- _To do_: Find how many lines contain the word "signal" and state that number alone.

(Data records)
━━━━
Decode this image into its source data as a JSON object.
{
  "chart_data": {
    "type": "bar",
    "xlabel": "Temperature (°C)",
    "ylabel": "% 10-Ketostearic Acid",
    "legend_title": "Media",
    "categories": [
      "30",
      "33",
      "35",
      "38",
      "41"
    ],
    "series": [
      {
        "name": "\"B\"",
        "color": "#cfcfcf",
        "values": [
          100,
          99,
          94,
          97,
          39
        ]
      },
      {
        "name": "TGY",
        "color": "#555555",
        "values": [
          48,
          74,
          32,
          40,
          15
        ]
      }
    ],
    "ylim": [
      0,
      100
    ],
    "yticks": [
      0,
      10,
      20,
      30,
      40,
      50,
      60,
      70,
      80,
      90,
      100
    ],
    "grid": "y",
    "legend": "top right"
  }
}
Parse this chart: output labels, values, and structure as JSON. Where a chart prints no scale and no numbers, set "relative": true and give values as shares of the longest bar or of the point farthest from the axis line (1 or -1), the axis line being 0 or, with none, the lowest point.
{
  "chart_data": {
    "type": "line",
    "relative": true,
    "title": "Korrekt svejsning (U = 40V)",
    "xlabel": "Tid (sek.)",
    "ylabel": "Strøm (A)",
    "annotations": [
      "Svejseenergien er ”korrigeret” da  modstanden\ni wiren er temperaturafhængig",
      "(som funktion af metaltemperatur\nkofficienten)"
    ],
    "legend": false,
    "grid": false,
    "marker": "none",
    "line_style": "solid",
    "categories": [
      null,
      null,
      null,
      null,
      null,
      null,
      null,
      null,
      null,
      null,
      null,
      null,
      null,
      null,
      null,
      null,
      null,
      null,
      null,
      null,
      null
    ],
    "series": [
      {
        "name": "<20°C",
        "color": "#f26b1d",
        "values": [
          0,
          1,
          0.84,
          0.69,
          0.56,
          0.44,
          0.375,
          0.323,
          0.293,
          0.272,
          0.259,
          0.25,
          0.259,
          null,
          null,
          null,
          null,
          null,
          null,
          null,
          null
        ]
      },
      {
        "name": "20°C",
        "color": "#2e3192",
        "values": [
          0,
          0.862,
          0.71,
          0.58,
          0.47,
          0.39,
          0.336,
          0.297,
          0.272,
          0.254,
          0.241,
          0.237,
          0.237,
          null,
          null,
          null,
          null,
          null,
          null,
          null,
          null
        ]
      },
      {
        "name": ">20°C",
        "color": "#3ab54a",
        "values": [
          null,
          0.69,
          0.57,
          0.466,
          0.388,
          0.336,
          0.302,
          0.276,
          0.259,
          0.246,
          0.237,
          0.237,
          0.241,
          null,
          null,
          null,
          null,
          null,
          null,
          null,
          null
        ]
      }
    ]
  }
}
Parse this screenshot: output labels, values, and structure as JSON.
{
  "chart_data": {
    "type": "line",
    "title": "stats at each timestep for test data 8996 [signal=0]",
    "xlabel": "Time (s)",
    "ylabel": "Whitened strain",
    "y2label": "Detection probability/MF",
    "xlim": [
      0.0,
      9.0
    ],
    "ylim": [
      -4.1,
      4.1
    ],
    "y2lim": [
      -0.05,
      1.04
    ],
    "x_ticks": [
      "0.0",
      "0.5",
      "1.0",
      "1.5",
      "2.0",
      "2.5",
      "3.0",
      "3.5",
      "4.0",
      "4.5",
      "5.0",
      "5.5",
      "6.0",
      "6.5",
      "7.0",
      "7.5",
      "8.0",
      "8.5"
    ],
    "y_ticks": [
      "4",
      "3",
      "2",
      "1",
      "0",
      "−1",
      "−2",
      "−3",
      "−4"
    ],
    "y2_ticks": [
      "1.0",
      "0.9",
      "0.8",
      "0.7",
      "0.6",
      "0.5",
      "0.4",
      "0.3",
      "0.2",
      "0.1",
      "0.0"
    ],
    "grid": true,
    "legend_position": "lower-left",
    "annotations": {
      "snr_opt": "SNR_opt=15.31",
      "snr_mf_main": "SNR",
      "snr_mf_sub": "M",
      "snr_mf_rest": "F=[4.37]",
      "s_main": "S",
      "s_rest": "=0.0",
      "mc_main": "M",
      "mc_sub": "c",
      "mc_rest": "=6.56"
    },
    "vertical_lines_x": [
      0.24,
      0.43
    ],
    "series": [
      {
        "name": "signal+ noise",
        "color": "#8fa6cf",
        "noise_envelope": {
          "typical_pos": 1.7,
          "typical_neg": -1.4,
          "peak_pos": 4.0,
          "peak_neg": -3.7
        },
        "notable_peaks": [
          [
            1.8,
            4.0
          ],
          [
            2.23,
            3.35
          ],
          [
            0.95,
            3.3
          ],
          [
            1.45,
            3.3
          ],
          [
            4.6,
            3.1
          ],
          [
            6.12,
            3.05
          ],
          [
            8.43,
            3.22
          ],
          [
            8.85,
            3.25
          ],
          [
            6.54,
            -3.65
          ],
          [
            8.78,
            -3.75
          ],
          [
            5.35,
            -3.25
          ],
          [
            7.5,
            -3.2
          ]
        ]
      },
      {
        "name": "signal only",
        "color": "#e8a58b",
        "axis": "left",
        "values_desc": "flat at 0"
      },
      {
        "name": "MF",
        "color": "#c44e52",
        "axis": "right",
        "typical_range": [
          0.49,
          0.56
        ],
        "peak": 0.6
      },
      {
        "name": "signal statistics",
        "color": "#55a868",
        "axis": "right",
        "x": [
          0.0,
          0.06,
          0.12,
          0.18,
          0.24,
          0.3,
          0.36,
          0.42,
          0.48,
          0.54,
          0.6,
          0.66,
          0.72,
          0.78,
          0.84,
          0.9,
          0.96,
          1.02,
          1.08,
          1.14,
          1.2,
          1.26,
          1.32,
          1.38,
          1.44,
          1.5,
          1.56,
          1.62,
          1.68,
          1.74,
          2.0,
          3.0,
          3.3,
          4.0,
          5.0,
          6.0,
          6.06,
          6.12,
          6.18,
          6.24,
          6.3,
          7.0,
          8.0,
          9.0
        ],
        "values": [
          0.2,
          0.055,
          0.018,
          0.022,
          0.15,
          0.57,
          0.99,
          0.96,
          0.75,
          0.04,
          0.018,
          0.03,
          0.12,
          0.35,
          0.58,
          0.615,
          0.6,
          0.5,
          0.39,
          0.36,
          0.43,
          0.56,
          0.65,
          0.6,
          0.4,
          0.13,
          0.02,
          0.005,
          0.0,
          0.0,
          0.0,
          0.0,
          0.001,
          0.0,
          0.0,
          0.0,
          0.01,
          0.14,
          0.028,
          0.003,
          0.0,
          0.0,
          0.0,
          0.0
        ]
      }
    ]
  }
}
━━━━
- _Task answer_: 4